Given request: Extract, exactly as written, the line that contains "What does this" and all lines after it through the end of the records. Omit pictures.

Items:
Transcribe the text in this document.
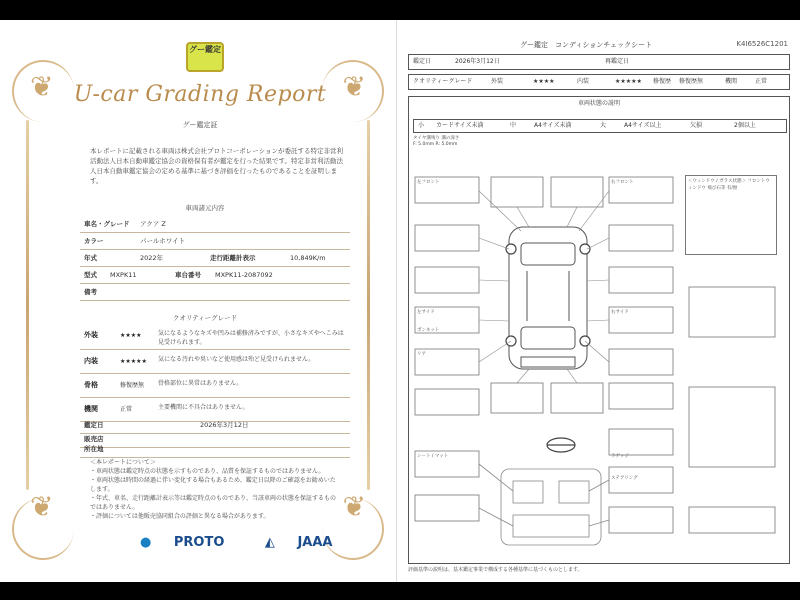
❦	❦
❦	❦
グー鑑定
U-car Grading Report
グー鑑定証
本レポートに記載される車両は株式会社プロトコーポレーションが委託する特定非営利活動法人日本自動車鑑定協会の資格保有者が鑑定を行った結果です。特定非営利活動法人日本自動車鑑定協会の定める基準に基づき評価を行ったものであることを証明します。
車両諸元内容
車名・グレード アクア Z
カラー	パールホワイト
年式	2022年	走行距離計表示	10,849K/m
型式 MXPK11	車台番号 MXPK11-2087092
備考
クオリティーグレード
外装	★★★★	気になるようなキズや凹みは補修済みですが、小さなキズやへこみは見受けられます。
内装	★★★★★ 気になる汚れや臭いなど使用感は殆ど見受けられません。
骨格	修復歴無 骨格部位に異常はありません。
機関	正常	主要機関に不具合はありません。
鑑定日	2026年3月12日
販売店
所在地
＜本レポートについて＞
・車両状態は鑑定時点の状態を示すものであり、品質を保証するものではありません。
・車両状態は時間の経過に伴い変化する場合もあるため、鑑定日以降のご確認をお勧めいたします。
・年式、車名、走行距離計表示等は鑑定時点のものであり、当該車両の状態を保証するものではありません。
・評価については他販売協同組合の評価と異なる場合があります。
● PROTO	◭ JAAA
グー鑑定　コンディションチェックシート	K4I6526C1201
鑑定日	2026年3月12日	再鑑定日
クオリティーグレード	外装	★★★★	内装	★★★★★ 修復歴 修復歴無	機関	正常
車両状態の説明
小 カードサイズ未満	中	A4サイズ未満	大	A4サイズ以上	欠損	2個以上
タイヤ溝残り 溝の深さ
F: 5.0mm R: 5.0mm
＜ウィンドウ / ガラス状態＞ フロントウィンドウ 飛び石等 有/無
左フロント	右フロント
左サイド	右サイド
ボンネット
リア
シート / マット	ラゲッジ
ステアリング
評価基準の説明は、基本鑑定事業で構成する各種基準に基づくものとします。
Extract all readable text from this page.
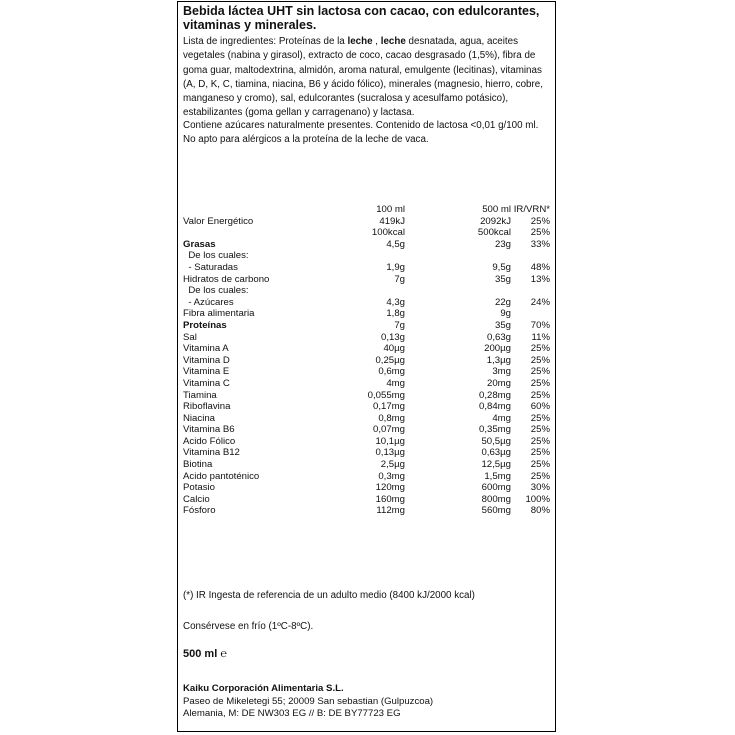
Bebida láctea UHT sin lactosa con cacao, con edulcorantes, vitaminas y minerales.
Lista de ingredientes: Proteínas de la leche , leche desnatada, agua, aceites vegetales (nabina y girasol), extracto de coco, cacao desgrasado (1,5%), fibra de goma guar, maltodextrina, almidón, aroma natural, emulgente (lecitinas), vitaminas (A, D, K, C, tiamina, niacina, B6 y ácido fólico), minerales (magnesio, hierro, cobre, manganeso y cromo), sal, edulcorantes (sucralosa y acesulfamo potásico), estabilizantes (goma gellan y carragenano) y lactasa.
Contiene azúcares naturalmente presentes. Contenido de lactosa <0,01 g/100 ml.
No apto para alérgicos a la proteína de la leche de vaca.
100 ml	500 ml IR/VRN*
Valor Energético	419kJ	2092kJ 25%
100kcal	500kcal 25%
Grasas	4,5g	23g 33%
De los cuales:
- Saturadas	1,9g	9,5g 48%
Hidratos de carbono	7g	35g 13%
De los cuales:
- Azúcares	4,3g	22g 24%
Fibra alimentaria	1,8g	9g
Proteínas	7g	35g 70%
Sal	0,13g	0,63g 11%
Vitamina A	40µg	200µg 25%
Vitamina D	0,25µg	1,3µg 25%
Vitamina E	0,6mg	3mg 25%
Vitamina C	4mg	20mg 25%
Tiamina	0,055mg	0,28mg 25%
Riboflavina	0,17mg	0,84mg 60%
Niacina	0,8mg	4mg 25%
Vitamina B6	0,07mg	0,35mg 25%
Acido Fólico	10,1µg	50,5µg 25%
Vitamina B12	0,13µg	0,63µg 25%
Biotina	2,5µg	12,5µg 25%
Acido pantoténico	0,3mg	1,5mg 25%
Potasio	120mg	600mg 30%
Calcio	160mg	800mg 100%
Fósforo	112mg	560mg 80%
(*) IR Ingesta de referencia de un adulto medio (8400 kJ/2000 kcal)
Consérvese en frío (1ºC-8ºC).
500 ml ℮
Kaiku Corporación Alimentaria S.L.
Paseo de Mikeletegi 55; 20009 San sebastian (Gulpuzcoa)
Alemania, M: DE NW303 EG // B: DE BY77723 EG
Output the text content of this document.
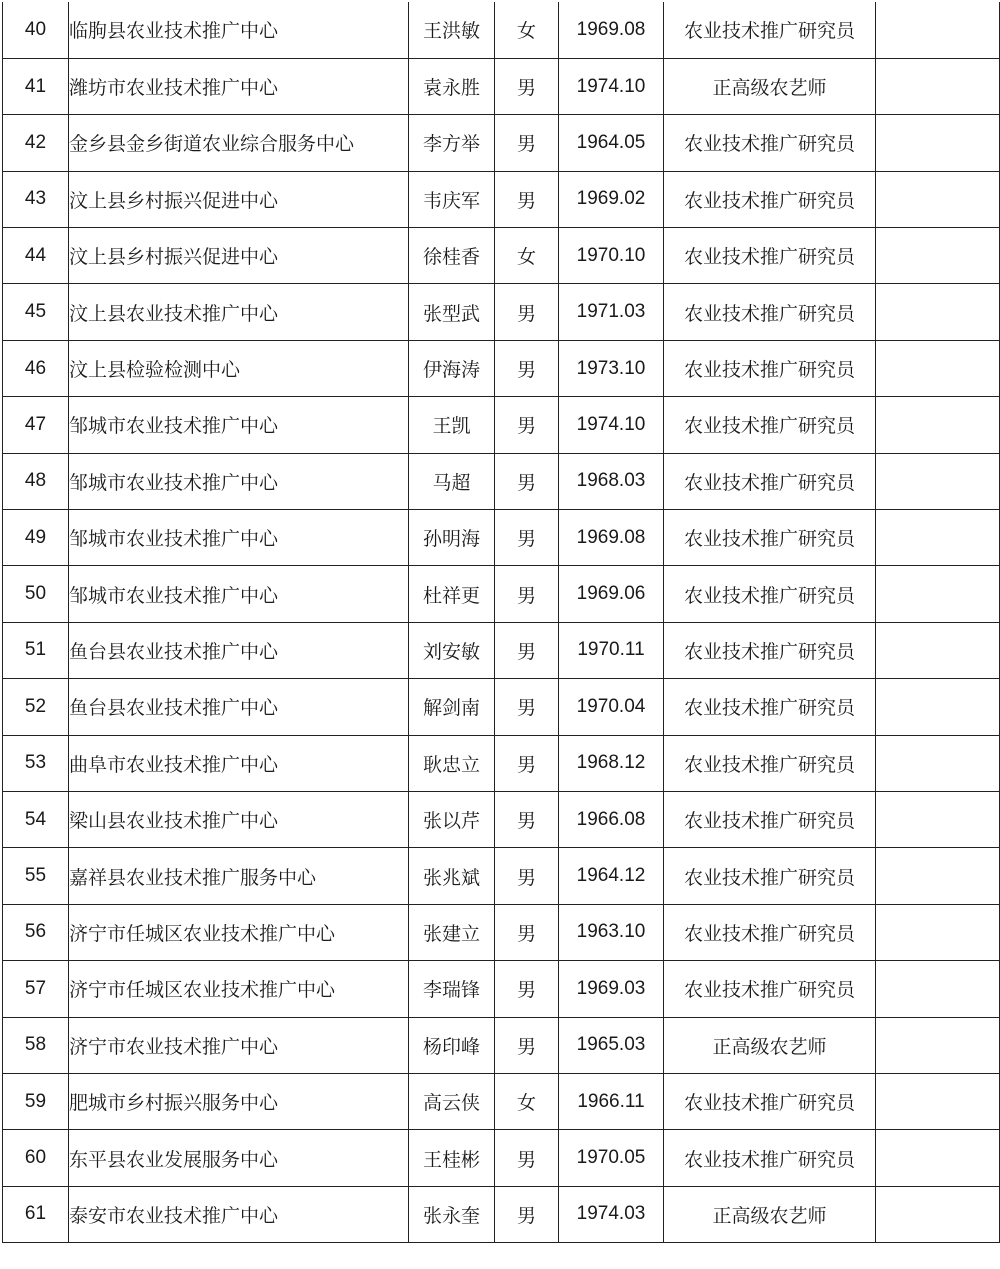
40	临朐县农业技术推广中心	王洪敏	女	1969.08	农业技术推广研究员	
41	潍坊市农业技术推广中心	袁永胜	男	1974.10	正高级农艺师	
42	金乡县金乡街道农业综合服务中心	李方举	男	1964.05	农业技术推广研究员	
43	汶上县乡村振兴促进中心	韦庆军	男	1969.02	农业技术推广研究员	
44	汶上县乡村振兴促进中心	徐桂香	女	1970.10	农业技术推广研究员	
45	汶上县农业技术推广中心	张型武	男	1971.03	农业技术推广研究员	
46	汶上县检验检测中心	伊海涛	男	1973.10	农业技术推广研究员	
47	邹城市农业技术推广中心	王凯	男	1974.10	农业技术推广研究员	
48	邹城市农业技术推广中心	马超	男	1968.03	农业技术推广研究员	
49	邹城市农业技术推广中心	孙明海	男	1969.08	农业技术推广研究员	
50	邹城市农业技术推广中心	杜祥更	男	1969.06	农业技术推广研究员	
51	鱼台县农业技术推广中心	刘安敏	男	1970.11	农业技术推广研究员	
52	鱼台县农业技术推广中心	解剑南	男	1970.04	农业技术推广研究员	
53	曲阜市农业技术推广中心	耿忠立	男	1968.12	农业技术推广研究员	
54	梁山县农业技术推广中心	张以芹	男	1966.08	农业技术推广研究员	
55	嘉祥县农业技术推广服务中心	张兆斌	男	1964.12	农业技术推广研究员	
56	济宁市任城区农业技术推广中心	张建立	男	1963.10	农业技术推广研究员	
57	济宁市任城区农业技术推广中心	李瑞锋	男	1969.03	农业技术推广研究员	
58	济宁市农业技术推广中心	杨印峰	男	1965.03	正高级农艺师	
59	肥城市乡村振兴服务中心	高云侠	女	1966.11	农业技术推广研究员	
60	东平县农业发展服务中心	王桂彬	男	1970.05	农业技术推广研究员	
61	泰安市农业技术推广中心	张永奎	男	1974.03	正高级农艺师	
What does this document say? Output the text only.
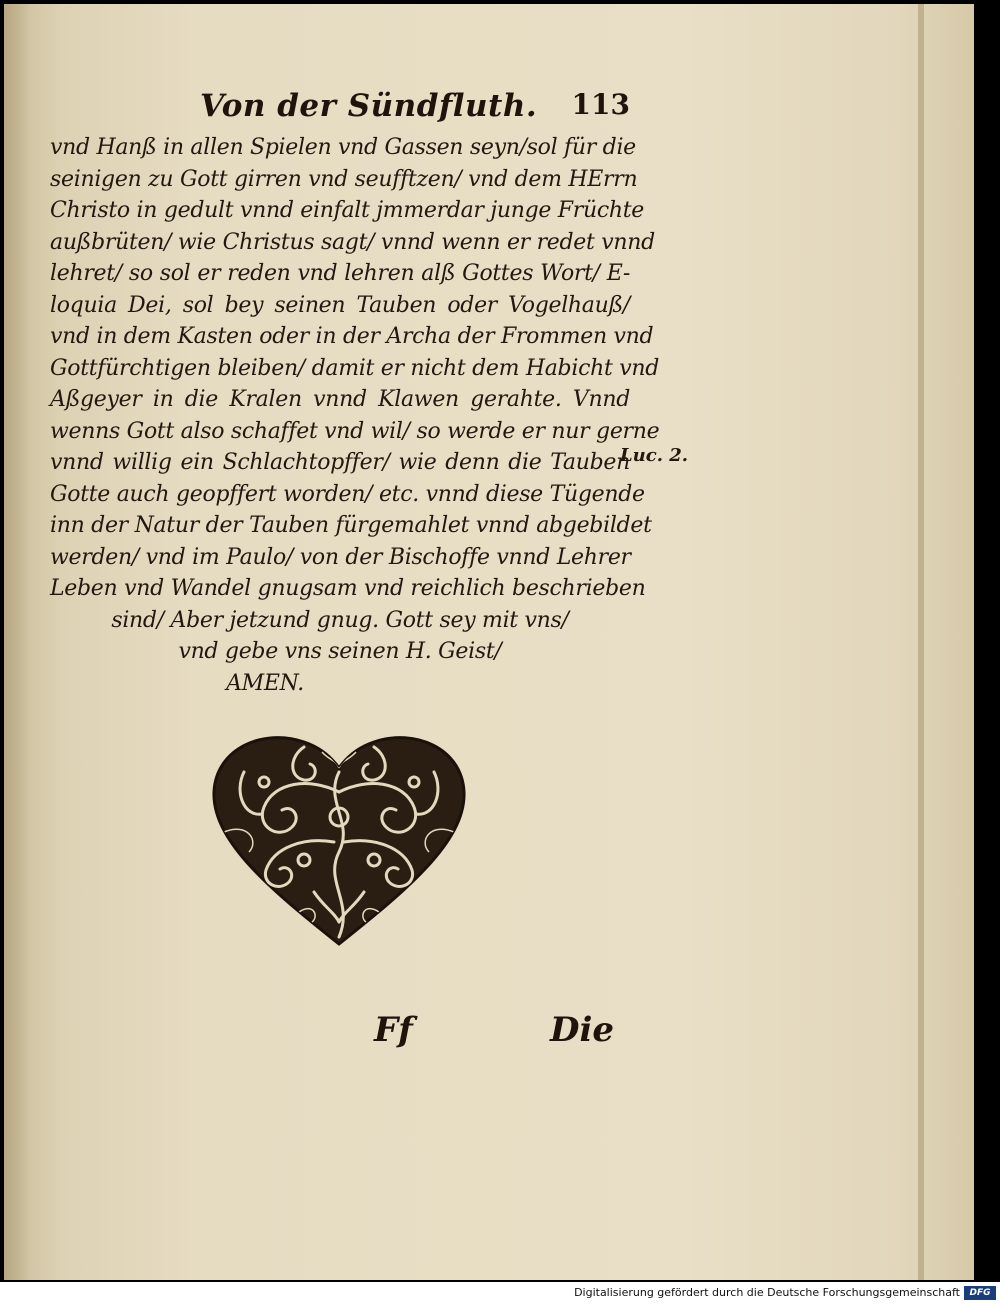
Von der Sündfluth. 113
vnd Hanß in allen Spielen vnd Gassen seyn/sol für die
seinigen zu Gott girren vnd seufftzen/ vnd dem HErrn
Christo in gedult vnnd einfalt jmmerdar junge Früchte
außbrüten/ wie Christus sagt/ vnnd wenn er redet vnnd
lehret/ so sol er reden vnd lehren alß Gottes Wort/ E-
loquia Dei, sol bey seinen Tauben oder Vogelhauß/
vnd in dem Kasten oder in der Archa der Frommen vnd
Gottfürchtigen bleiben/ damit er nicht dem Habicht vnd
Aßgeyer in die Kralen vnnd Klawen gerahte. Vnnd
wenns Gott also schaffet vnd wil/ so werde er nur gerne
vnnd willig ein Schlachtopffer/ wie denn die Tauben
Gotte auch geopffert worden/ etc. vnnd diese Tügende
inn der Natur der Tauben fürgemahlet vnnd abgebildet
werden/ vnd im Paulo/ von der Bischoffe vnnd Lehrer
Leben vnd Wandel gnugsam vnd reichlich beschrieben
sind/ Aber jetzund gnug. Gott sey mit vns/
vnd gebe vns seinen H. Geist/
AMEN.
Luc. 2.
Ff	Die
Digitalisierung gefördert durch die Deutsche Forschungsgemeinschaft	DFG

Full answer:
What does this document say? Output the text only.
Von der Sündfluth. 113
vnd Hanß in allen Spielen vnd Gassen seyn/sol für die
seinigen zu Gott girren vnd seufftzen/ vnd dem HErrn
Christo in gedult vnnd einfalt jmmerdar junge Früchte
außbrüten/ wie Christus sagt/ vnnd wenn er redet vnnd
lehret/ so sol er reden vnd lehren alß Gottes Wort/ E-
loquia Dei, sol bey seinen Tauben oder Vogelhauß/
vnd in dem Kasten oder in der Archa der Frommen vnd
Gottfürchtigen bleiben/ damit er nicht dem Habicht vnd
Aßgeyer in die Kralen vnnd Klawen gerahte. Vnnd
wenns Gott also schaffet vnd wil/ so werde er nur gerne
vnnd willig ein Schlachtopffer/ wie denn die Tauben
Gotte auch geopffert worden/ etc. vnnd diese Tügende
inn der Natur der Tauben fürgemahlet vnnd abgebildet
werden/ vnd im Paulo/ von der Bischoffe vnnd Lehrer
Leben vnd Wandel gnugsam vnd reichlich beschrieben
sind/ Aber jetzund gnug. Gott sey mit vns/
vnd gebe vns seinen H. Geist/
AMEN.
Luc. 2.
Ff	Die
Digitalisierung gefördert durch die Deutsche Forschungsgemeinschaft	DFG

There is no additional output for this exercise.